» What is asked:
Repeat the records below exactly, leaving out every picture.

++++++

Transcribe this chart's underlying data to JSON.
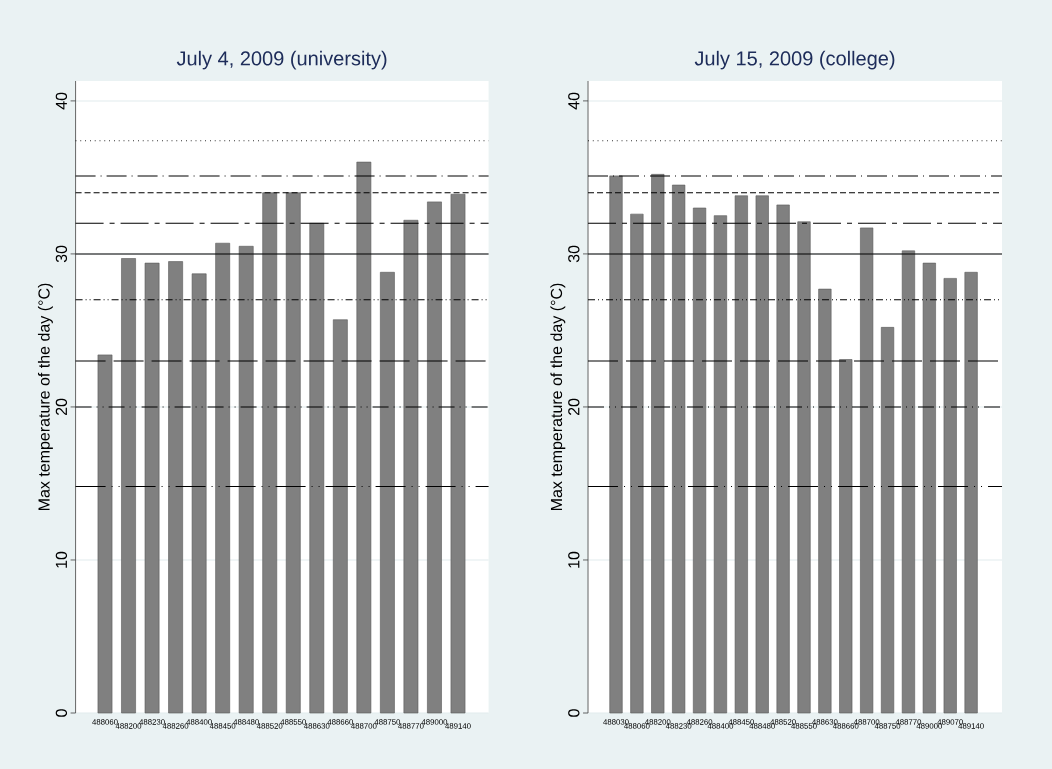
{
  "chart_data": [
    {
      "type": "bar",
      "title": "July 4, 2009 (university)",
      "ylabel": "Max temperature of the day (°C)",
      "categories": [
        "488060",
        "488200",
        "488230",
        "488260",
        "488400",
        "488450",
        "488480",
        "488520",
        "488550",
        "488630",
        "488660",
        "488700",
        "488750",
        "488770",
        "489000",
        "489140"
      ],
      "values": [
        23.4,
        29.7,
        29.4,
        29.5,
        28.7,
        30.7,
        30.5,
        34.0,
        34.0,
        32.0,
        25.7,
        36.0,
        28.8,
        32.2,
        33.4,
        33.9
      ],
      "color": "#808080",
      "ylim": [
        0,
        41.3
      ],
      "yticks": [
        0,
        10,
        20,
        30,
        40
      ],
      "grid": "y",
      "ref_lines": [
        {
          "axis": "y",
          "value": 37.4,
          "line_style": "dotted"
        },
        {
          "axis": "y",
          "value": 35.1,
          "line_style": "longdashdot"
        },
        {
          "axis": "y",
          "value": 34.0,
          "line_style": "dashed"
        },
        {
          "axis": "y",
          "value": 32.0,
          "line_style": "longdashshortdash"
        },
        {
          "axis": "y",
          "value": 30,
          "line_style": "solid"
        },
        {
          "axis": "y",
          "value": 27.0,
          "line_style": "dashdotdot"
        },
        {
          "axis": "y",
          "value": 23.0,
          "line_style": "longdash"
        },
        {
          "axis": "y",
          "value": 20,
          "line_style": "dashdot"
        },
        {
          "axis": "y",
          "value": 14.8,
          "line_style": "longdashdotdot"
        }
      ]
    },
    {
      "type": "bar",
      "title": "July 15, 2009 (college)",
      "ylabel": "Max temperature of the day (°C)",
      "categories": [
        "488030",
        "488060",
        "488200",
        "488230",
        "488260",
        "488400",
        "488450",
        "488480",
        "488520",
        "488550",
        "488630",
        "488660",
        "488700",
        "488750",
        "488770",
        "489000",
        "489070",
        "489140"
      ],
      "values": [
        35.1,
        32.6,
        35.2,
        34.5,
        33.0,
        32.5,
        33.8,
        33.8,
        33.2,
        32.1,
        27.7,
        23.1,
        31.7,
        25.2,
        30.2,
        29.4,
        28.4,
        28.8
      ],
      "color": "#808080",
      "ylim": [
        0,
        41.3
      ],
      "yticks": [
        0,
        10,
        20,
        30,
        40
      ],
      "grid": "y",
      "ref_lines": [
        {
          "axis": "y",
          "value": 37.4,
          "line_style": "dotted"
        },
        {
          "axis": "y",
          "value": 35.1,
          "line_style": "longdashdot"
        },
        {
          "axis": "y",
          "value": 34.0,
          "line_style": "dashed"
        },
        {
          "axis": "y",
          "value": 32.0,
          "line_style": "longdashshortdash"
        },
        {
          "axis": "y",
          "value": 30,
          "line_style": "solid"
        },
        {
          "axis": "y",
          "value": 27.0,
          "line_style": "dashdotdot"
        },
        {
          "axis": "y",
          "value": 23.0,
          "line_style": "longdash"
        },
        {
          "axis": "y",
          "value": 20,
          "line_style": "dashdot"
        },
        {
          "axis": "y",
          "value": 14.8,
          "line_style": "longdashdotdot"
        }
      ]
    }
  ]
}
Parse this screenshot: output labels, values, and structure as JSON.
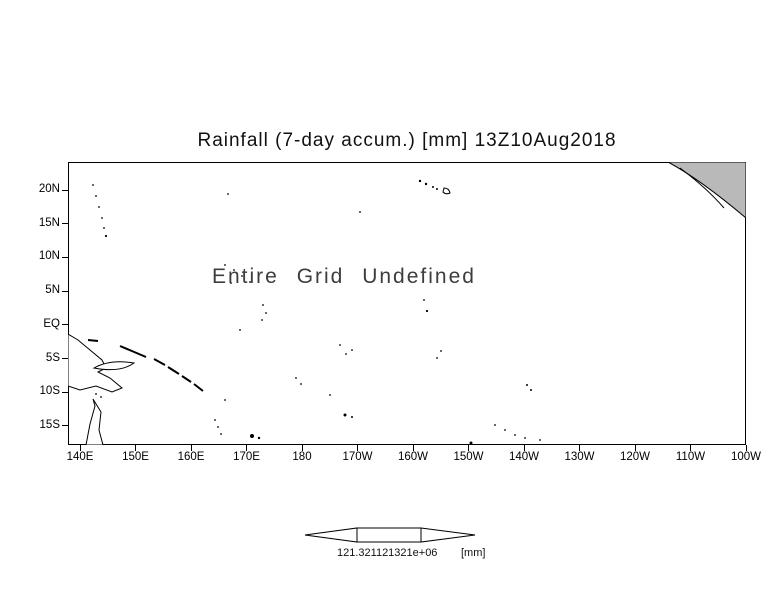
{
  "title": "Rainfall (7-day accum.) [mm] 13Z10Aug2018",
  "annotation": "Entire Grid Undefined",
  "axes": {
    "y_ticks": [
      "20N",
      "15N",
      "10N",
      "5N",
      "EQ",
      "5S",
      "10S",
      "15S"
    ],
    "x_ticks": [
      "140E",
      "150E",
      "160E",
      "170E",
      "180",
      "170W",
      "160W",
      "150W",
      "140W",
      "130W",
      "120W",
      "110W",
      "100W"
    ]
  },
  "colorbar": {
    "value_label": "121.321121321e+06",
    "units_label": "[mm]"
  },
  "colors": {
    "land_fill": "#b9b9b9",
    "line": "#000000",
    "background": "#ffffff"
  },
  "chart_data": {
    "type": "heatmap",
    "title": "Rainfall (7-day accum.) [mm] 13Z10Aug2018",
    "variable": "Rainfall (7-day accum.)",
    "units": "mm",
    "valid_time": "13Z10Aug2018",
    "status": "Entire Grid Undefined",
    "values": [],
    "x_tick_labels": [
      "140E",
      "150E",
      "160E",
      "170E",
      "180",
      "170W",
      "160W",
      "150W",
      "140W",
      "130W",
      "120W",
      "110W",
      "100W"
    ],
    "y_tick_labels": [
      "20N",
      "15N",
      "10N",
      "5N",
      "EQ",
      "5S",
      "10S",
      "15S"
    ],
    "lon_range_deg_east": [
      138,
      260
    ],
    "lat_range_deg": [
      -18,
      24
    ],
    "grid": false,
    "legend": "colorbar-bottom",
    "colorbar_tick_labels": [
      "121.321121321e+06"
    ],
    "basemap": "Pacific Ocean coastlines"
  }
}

++++++

» Exercise result:
Transcribe this chart's underlying data to JSON.
{
  "chart_data": [
    {
      "type": "bar",
      "title": "July 4, 2009 (university)",
      "ylabel": "Max temperature of the day (°C)",
      "categories": [
        "488060",
        "488200",
        "488230",
        "488260",
        "488400",
        "488450",
        "488480",
        "488520",
        "488550",
        "488630",
        "488660",
        "488700",
        "488750",
        "488770",
        "489000",
        "489140"
      ],
      "values": [
        23.4,
        29.7,
        29.4,
        29.5,
        28.7,
        30.7,
        30.5,
        34.0,
        34.0,
        32.0,
        25.7,
        36.0,
        28.8,
        32.2,
        33.4,
        33.9
      ],
      "color": "#808080",
      "ylim": [
        0,
        41.3
      ],
      "yticks": [
        0,
        10,
        20,
        30,
        40
      ],
      "grid": "y",
      "ref_lines": [
        {
          "axis": "y",
          "value": 37.4,
          "line_style": "dotted"
        },
        {
          "axis": "y",
          "value": 35.1,
          "line_style": "longdashdot"
        },
        {
          "axis": "y",
          "value": 34.0,
          "line_style": "dashed"
        },
        {
          "axis": "y",
          "value": 32.0,
          "line_style": "longdashshortdash"
        },
        {
          "axis": "y",
          "value": 30,
          "line_style": "solid"
        },
        {
          "axis": "y",
          "value": 27.0,
          "line_style": "dashdotdot"
        },
        {
          "axis": "y",
          "value": 23.0,
          "line_style": "longdash"
        },
        {
          "axis": "y",
          "value": 20,
          "line_style": "dashdot"
        },
        {
          "axis": "y",
          "value": 14.8,
          "line_style": "longdashdotdot"
        }
      ]
    },
    {
      "type": "bar",
      "title": "July 15, 2009 (college)",
      "ylabel": "Max temperature of the day (°C)",
      "categories": [
        "488030",
        "488060",
        "488200",
        "488230",
        "488260",
        "488400",
        "488450",
        "488480",
        "488520",
        "488550",
        "488630",
        "488660",
        "488700",
        "488750",
        "488770",
        "489000",
        "489070",
        "489140"
      ],
      "values": [
        35.1,
        32.6,
        35.2,
        34.5,
        33.0,
        32.5,
        33.8,
        33.8,
        33.2,
        32.1,
        27.7,
        23.1,
        31.7,
        25.2,
        30.2,
        29.4,
        28.4,
        28.8
      ],
      "color": "#808080",
      "ylim": [
        0,
        41.3
      ],
      "yticks": [
        0,
        10,
        20,
        30,
        40
      ],
      "grid": "y",
      "ref_lines": [
        {
          "axis": "y",
          "value": 37.4,
          "line_style": "dotted"
        },
        {
          "axis": "y",
          "value": 35.1,
          "line_style": "longdashdot"
        },
        {
          "axis": "y",
          "value": 34.0,
          "line_style": "dashed"
        },
        {
          "axis": "y",
          "value": 32.0,
          "line_style": "longdashshortdash"
        },
        {
          "axis": "y",
          "value": 30,
          "line_style": "solid"
        },
        {
          "axis": "y",
          "value": 27.0,
          "line_style": "dashdotdot"
        },
        {
          "axis": "y",
          "value": 23.0,
          "line_style": "longdash"
        },
        {
          "axis": "y",
          "value": 20,
          "line_style": "dashdot"
        },
        {
          "axis": "y",
          "value": 14.8,
          "line_style": "longdashdotdot"
        }
      ]
    }
  ]
}
Parse this screenshot: output labels, values, and structure as JSON.
{
  "title": "Rainfall (7-day accum.) [mm] 13Z10Aug2018",
  "annotation": "Entire Grid Undefined",
  "axes": {
    "y_ticks": [
      "20N",
      "15N",
      "10N",
      "5N",
      "EQ",
      "5S",
      "10S",
      "15S"
    ],
    "x_ticks": [
      "140E",
      "150E",
      "160E",
      "170E",
      "180",
      "170W",
      "160W",
      "150W",
      "140W",
      "130W",
      "120W",
      "110W",
      "100W"
    ]
  },
  "colorbar": {
    "value_label": "121.321121321e+06",
    "units_label": "[mm]"
  },
  "colors": {
    "land_fill": "#b9b9b9",
    "line": "#000000",
    "background": "#ffffff"
  },
  "chart_data": {
    "type": "heatmap",
    "title": "Rainfall (7-day accum.) [mm] 13Z10Aug2018",
    "variable": "Rainfall (7-day accum.)",
    "units": "mm",
    "valid_time": "13Z10Aug2018",
    "status": "Entire Grid Undefined",
    "values": [],
    "x_tick_labels": [
      "140E",
      "150E",
      "160E",
      "170E",
      "180",
      "170W",
      "160W",
      "150W",
      "140W",
      "130W",
      "120W",
      "110W",
      "100W"
    ],
    "y_tick_labels": [
      "20N",
      "15N",
      "10N",
      "5N",
      "EQ",
      "5S",
      "10S",
      "15S"
    ],
    "lon_range_deg_east": [
      138,
      260
    ],
    "lat_range_deg": [
      -18,
      24
    ],
    "grid": false,
    "legend": "colorbar-bottom",
    "colorbar_tick_labels": [
      "121.321121321e+06"
    ],
    "basemap": "Pacific Ocean coastlines"
  }
}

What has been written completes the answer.